SUPPLIED RECORDS:

----

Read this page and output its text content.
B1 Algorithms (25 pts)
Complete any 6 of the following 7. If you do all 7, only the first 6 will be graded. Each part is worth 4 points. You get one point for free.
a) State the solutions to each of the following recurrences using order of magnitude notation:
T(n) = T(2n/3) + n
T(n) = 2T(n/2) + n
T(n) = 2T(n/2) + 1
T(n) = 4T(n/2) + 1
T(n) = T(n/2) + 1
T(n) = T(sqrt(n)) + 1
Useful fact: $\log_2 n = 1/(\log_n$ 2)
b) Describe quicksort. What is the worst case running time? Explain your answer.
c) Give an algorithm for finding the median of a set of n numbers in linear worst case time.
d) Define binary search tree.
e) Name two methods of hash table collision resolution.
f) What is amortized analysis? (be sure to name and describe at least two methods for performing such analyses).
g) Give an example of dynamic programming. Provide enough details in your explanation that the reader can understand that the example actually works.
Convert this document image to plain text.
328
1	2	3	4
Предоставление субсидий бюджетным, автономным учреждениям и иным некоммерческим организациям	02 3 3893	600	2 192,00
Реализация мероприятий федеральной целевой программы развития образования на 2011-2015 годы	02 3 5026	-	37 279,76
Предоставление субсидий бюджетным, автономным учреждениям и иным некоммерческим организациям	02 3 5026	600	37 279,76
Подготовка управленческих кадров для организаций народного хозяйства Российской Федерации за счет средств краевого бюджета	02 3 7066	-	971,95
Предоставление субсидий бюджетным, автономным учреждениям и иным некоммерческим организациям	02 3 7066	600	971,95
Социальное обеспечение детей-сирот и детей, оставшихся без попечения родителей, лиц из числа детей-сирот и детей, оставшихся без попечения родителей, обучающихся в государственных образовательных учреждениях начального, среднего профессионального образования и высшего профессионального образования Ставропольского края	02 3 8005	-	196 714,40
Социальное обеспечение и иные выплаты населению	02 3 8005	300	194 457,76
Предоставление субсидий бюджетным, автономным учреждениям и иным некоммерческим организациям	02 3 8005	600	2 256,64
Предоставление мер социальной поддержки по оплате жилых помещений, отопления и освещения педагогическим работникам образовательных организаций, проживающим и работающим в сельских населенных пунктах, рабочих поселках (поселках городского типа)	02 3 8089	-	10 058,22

----

DESCRIPTION OF THE TASK:
Quote each line of the data above exactly as written.

REPLY:
Read this page and output its text content.
B1 Algorithms (25 pts)
Complete any 6 of the following 7. If you do all 7, only the first 6 will be graded. Each part is worth 4 points. You get one point for free.
a) State the solutions to each of the following recurrences using order of magnitude notation:
T(n) = T(2n/3) + n
T(n) = 2T(n/2) + n
T(n) = 2T(n/2) + 1
T(n) = 4T(n/2) + 1
T(n) = T(n/2) + 1
T(n) = T(sqrt(n)) + 1
Useful fact: $\log_2 n = 1/(\log_n$ 2)
b) Describe quicksort. What is the worst case running time? Explain your answer.
c) Give an algorithm for finding the median of a set of n numbers in linear worst case time.
d) Define binary search tree.
e) Name two methods of hash table collision resolution.
f) What is amortized analysis? (be sure to name and describe at least two methods for performing such analyses).
g) Give an example of dynamic programming. Provide enough details in your explanation that the reader can understand that the example actually works.
Convert this document image to plain text.
328
1	2	3	4
Предоставление субсидий бюджетным, автономным учреждениям и иным некоммерческим организациям	02 3 3893	600	2 192,00
Реализация мероприятий федеральной целевой программы развития образования на 2011-2015 годы	02 3 5026	-	37 279,76
Предоставление субсидий бюджетным, автономным учреждениям и иным некоммерческим организациям	02 3 5026	600	37 279,76
Подготовка управленческих кадров для организаций народного хозяйства Российской Федерации за счет средств краевого бюджета	02 3 7066	-	971,95
Предоставление субсидий бюджетным, автономным учреждениям и иным некоммерческим организациям	02 3 7066	600	971,95
Социальное обеспечение детей-сирот и детей, оставшихся без попечения родителей, лиц из числа детей-сирот и детей, оставшихся без попечения родителей, обучающихся в государственных образовательных учреждениях начального, среднего профессионального образования и высшего профессионального образования Ставропольского края	02 3 8005	-	196 714,40
Социальное обеспечение и иные выплаты населению	02 3 8005	300	194 457,76
Предоставление субсидий бюджетным, автономным учреждениям и иным некоммерческим организациям	02 3 8005	600	2 256,64
Предоставление мер социальной поддержки по оплате жилых помещений, отопления и освещения педагогическим работникам образовательных организаций, проживающим и работающим в сельских населенных пунктах, рабочих поселках (поселках городского типа)	02 3 8089	-	10 058,22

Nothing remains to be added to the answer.